• **Provided data**:
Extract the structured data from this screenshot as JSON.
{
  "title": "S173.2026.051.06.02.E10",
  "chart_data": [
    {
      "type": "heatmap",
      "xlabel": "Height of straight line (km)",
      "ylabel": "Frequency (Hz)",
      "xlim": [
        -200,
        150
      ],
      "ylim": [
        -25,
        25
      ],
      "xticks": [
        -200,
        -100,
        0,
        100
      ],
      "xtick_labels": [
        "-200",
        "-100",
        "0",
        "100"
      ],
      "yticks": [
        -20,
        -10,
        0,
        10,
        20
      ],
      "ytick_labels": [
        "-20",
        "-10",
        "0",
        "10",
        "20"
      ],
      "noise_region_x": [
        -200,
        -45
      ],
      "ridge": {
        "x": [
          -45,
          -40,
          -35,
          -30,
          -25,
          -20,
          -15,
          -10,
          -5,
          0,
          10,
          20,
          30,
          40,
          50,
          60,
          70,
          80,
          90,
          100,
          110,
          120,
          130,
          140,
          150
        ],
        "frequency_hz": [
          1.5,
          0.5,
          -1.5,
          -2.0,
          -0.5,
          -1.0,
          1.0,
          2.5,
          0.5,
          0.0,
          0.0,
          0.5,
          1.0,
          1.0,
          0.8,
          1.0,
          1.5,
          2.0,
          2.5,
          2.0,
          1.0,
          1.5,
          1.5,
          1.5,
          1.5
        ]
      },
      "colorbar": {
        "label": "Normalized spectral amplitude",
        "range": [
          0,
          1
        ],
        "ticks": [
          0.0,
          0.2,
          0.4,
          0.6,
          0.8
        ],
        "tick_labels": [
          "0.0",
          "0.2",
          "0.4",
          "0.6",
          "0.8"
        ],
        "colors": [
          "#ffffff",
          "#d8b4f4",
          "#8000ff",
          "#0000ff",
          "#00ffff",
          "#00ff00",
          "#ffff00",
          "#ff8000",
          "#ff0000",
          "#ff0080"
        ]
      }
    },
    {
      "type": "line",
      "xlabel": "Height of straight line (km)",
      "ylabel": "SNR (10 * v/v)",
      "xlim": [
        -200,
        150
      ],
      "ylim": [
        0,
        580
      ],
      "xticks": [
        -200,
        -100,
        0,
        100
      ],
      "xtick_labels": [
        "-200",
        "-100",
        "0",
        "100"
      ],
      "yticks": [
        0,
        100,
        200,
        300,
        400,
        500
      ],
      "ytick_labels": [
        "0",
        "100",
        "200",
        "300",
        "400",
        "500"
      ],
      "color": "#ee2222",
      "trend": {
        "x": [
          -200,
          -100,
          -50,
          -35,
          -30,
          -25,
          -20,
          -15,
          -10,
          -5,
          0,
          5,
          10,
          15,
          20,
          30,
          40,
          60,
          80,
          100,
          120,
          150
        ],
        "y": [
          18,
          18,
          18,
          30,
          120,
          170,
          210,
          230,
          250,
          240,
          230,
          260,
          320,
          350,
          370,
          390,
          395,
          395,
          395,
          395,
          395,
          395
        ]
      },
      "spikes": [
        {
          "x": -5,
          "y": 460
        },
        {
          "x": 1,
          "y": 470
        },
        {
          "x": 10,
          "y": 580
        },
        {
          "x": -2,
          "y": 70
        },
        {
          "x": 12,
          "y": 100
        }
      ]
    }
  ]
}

==

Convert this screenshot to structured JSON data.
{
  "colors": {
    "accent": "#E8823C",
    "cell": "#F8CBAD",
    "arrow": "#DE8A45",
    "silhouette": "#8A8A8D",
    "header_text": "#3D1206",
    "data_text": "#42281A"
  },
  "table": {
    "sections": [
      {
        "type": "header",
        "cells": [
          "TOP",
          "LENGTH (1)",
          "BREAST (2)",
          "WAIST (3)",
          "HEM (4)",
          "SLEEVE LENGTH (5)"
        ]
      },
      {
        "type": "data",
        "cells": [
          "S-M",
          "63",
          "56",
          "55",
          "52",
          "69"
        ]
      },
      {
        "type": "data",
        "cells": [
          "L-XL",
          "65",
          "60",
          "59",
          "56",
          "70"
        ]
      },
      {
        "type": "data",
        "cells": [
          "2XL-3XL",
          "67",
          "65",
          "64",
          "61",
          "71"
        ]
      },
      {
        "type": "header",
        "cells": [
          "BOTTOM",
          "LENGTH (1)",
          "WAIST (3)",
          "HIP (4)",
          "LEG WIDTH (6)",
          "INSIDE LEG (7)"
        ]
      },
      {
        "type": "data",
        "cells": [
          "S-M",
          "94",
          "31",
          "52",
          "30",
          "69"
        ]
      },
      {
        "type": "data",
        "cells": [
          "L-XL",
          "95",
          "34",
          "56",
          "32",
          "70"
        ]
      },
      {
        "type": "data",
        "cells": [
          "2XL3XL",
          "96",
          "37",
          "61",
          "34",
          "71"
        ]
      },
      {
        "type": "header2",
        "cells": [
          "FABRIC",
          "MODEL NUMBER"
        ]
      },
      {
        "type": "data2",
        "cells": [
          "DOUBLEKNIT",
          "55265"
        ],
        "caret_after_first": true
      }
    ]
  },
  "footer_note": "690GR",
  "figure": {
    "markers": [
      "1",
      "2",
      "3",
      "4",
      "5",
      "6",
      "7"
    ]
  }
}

* * *

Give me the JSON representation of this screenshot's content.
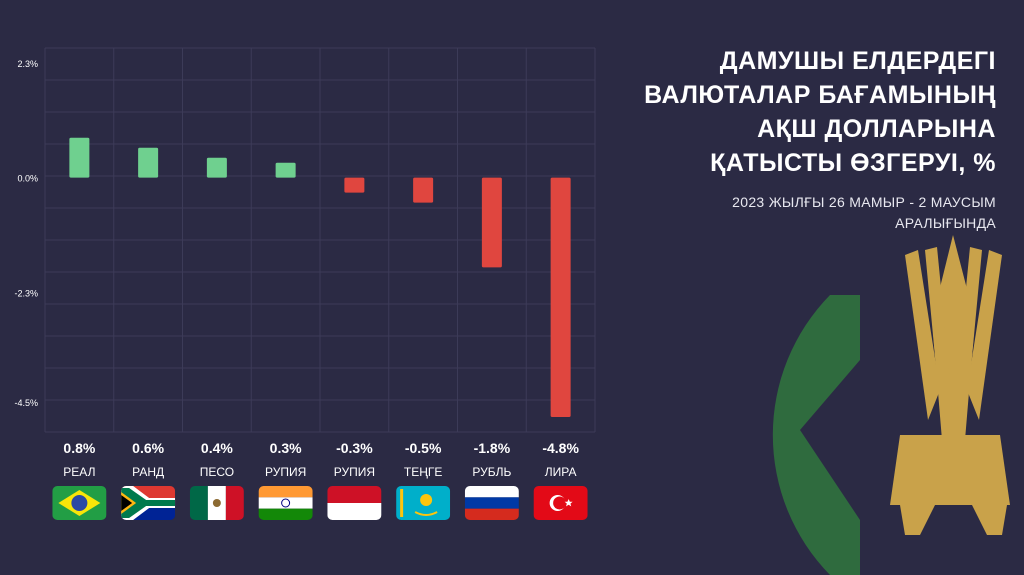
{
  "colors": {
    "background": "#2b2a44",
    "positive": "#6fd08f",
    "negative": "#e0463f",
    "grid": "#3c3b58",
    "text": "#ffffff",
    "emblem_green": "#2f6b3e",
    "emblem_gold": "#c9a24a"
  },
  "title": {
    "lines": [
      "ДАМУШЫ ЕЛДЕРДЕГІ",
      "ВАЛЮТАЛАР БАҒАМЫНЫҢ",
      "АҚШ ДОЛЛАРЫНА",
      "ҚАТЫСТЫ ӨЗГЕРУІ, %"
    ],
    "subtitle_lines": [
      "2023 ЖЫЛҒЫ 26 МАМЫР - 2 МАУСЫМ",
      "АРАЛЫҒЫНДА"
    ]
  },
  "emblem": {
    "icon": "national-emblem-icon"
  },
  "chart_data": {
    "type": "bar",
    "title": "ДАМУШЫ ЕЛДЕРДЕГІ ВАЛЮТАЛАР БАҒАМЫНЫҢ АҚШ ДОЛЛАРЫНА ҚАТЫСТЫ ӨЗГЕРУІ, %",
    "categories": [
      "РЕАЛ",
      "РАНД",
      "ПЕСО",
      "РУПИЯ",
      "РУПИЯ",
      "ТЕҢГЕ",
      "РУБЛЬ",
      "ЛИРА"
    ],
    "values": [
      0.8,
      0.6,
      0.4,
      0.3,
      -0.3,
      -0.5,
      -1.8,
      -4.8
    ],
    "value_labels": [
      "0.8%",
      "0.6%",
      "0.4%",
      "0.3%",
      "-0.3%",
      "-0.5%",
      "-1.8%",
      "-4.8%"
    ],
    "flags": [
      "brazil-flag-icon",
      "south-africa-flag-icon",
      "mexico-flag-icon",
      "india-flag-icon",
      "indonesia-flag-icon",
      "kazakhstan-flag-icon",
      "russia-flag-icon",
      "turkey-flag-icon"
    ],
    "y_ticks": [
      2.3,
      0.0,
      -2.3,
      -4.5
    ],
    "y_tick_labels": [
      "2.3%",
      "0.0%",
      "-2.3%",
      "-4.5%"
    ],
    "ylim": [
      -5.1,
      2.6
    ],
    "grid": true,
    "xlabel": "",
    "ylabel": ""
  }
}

• **Prompt**:
From the material above, count the lines that include "screenshot" and give only the total.

• **Written response**:
3